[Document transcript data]
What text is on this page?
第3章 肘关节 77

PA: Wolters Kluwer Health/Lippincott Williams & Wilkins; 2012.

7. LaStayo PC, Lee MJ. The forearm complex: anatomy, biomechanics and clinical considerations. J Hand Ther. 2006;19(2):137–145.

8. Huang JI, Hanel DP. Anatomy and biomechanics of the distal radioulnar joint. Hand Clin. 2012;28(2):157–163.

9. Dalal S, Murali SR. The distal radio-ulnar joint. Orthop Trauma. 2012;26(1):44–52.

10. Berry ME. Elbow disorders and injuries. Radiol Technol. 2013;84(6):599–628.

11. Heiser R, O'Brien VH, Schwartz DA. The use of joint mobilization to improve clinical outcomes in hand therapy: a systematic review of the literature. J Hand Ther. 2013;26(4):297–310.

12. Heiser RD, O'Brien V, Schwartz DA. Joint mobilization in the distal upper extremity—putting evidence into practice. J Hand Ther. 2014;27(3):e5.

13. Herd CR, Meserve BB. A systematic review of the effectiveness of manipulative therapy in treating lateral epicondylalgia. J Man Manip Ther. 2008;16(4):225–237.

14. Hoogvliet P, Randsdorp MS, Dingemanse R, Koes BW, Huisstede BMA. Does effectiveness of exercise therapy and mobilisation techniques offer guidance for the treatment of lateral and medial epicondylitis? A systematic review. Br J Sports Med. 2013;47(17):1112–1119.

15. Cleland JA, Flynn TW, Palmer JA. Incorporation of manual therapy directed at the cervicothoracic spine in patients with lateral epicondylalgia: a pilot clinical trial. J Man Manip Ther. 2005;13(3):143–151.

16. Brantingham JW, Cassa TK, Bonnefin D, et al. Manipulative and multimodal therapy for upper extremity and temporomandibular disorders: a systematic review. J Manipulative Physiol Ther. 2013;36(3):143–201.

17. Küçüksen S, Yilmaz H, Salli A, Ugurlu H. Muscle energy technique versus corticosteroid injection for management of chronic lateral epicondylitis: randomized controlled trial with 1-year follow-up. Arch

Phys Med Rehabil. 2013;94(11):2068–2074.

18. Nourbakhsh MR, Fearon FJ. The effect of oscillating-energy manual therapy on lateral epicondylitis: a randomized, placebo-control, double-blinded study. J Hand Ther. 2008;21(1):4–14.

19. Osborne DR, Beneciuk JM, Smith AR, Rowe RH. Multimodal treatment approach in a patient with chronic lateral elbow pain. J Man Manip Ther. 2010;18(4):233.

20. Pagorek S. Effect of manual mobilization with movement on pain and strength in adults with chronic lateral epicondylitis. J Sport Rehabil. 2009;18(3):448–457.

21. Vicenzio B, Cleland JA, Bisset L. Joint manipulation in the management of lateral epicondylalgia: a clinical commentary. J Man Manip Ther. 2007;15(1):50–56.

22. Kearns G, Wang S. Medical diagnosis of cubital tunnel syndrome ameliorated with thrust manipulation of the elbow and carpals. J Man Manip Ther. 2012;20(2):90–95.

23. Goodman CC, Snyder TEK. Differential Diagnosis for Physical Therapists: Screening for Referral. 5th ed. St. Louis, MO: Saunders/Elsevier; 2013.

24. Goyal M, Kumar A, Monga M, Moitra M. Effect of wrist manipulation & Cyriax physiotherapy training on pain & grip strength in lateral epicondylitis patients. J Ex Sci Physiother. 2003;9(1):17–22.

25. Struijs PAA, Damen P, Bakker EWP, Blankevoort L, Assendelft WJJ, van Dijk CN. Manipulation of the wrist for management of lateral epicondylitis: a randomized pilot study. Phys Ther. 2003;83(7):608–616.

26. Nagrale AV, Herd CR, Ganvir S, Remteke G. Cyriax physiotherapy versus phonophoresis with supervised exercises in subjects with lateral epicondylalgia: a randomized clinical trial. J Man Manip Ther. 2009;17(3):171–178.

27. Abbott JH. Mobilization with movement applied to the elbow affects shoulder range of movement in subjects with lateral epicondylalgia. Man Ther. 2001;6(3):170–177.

• **Problem to work on**
What is needed is an exact, complete copy of the entries above.

• **Output for this exercise**
What text is on this page?
第3章 肘关节 77

PA: Wolters Kluwer Health/Lippincott Williams & Wilkins; 2012.

7. LaStayo PC, Lee MJ. The forearm complex: anatomy, biomechanics and clinical considerations. J Hand Ther. 2006;19(2):137–145.

8. Huang JI, Hanel DP. Anatomy and biomechanics of the distal radioulnar joint. Hand Clin. 2012;28(2):157–163.

9. Dalal S, Murali SR. The distal radio-ulnar joint. Orthop Trauma. 2012;26(1):44–52.

10. Berry ME. Elbow disorders and injuries. Radiol Technol. 2013;84(6):599–628.

11. Heiser R, O'Brien VH, Schwartz DA. The use of joint mobilization to improve clinical outcomes in hand therapy: a systematic review of the literature. J Hand Ther. 2013;26(4):297–310.

12. Heiser RD, O'Brien V, Schwartz DA. Joint mobilization in the distal upper extremity—putting evidence into practice. J Hand Ther. 2014;27(3):e5.

13. Herd CR, Meserve BB. A systematic review of the effectiveness of manipulative therapy in treating lateral epicondylalgia. J Man Manip Ther. 2008;16(4):225–237.

14. Hoogvliet P, Randsdorp MS, Dingemanse R, Koes BW, Huisstede BMA. Does effectiveness of exercise therapy and mobilisation techniques offer guidance for the treatment of lateral and medial epicondylitis? A systematic review. Br J Sports Med. 2013;47(17):1112–1119.

15. Cleland JA, Flynn TW, Palmer JA. Incorporation of manual therapy directed at the cervicothoracic spine in patients with lateral epicondylalgia: a pilot clinical trial. J Man Manip Ther. 2005;13(3):143–151.

16. Brantingham JW, Cassa TK, Bonnefin D, et al. Manipulative and multimodal therapy for upper extremity and temporomandibular disorders: a systematic review. J Manipulative Physiol Ther. 2013;36(3):143–201.

17. Küçüksen S, Yilmaz H, Salli A, Ugurlu H. Muscle energy technique versus corticosteroid injection for management of chronic lateral epicondylitis: randomized controlled trial with 1-year follow-up. Arch

Phys Med Rehabil. 2013;94(11):2068–2074.

18. Nourbakhsh MR, Fearon FJ. The effect of oscillating-energy manual therapy on lateral epicondylitis: a randomized, placebo-control, double-blinded study. J Hand Ther. 2008;21(1):4–14.

19. Osborne DR, Beneciuk JM, Smith AR, Rowe RH. Multimodal treatment approach in a patient with chronic lateral elbow pain. J Man Manip Ther. 2010;18(4):233.

20. Pagorek S. Effect of manual mobilization with movement on pain and strength in adults with chronic lateral epicondylitis. J Sport Rehabil. 2009;18(3):448–457.

21. Vicenzio B, Cleland JA, Bisset L. Joint manipulation in the management of lateral epicondylalgia: a clinical commentary. J Man Manip Ther. 2007;15(1):50–56.

22. Kearns G, Wang S. Medical diagnosis of cubital tunnel syndrome ameliorated with thrust manipulation of the elbow and carpals. J Man Manip Ther. 2012;20(2):90–95.

23. Goodman CC, Snyder TEK. Differential Diagnosis for Physical Therapists: Screening for Referral. 5th ed. St. Louis, MO: Saunders/Elsevier; 2013.

24. Goyal M, Kumar A, Monga M, Moitra M. Effect of wrist manipulation & Cyriax physiotherapy training on pain & grip strength in lateral epicondylitis patients. J Ex Sci Physiother. 2003;9(1):17–22.

25. Struijs PAA, Damen P, Bakker EWP, Blankevoort L, Assendelft WJJ, van Dijk CN. Manipulation of the wrist for management of lateral epicondylitis: a randomized pilot study. Phys Ther. 2003;83(7):608–616.

26. Nagrale AV, Herd CR, Ganvir S, Remteke G. Cyriax physiotherapy versus phonophoresis with supervised exercises in subjects with lateral epicondylalgia: a randomized clinical trial. J Man Manip Ther. 2009;17(3):171–178.

27. Abbott JH. Mobilization with movement applied to the elbow affects shoulder range of movement in subjects with lateral epicondylalgia. Man Ther. 2001;6(3):170–177.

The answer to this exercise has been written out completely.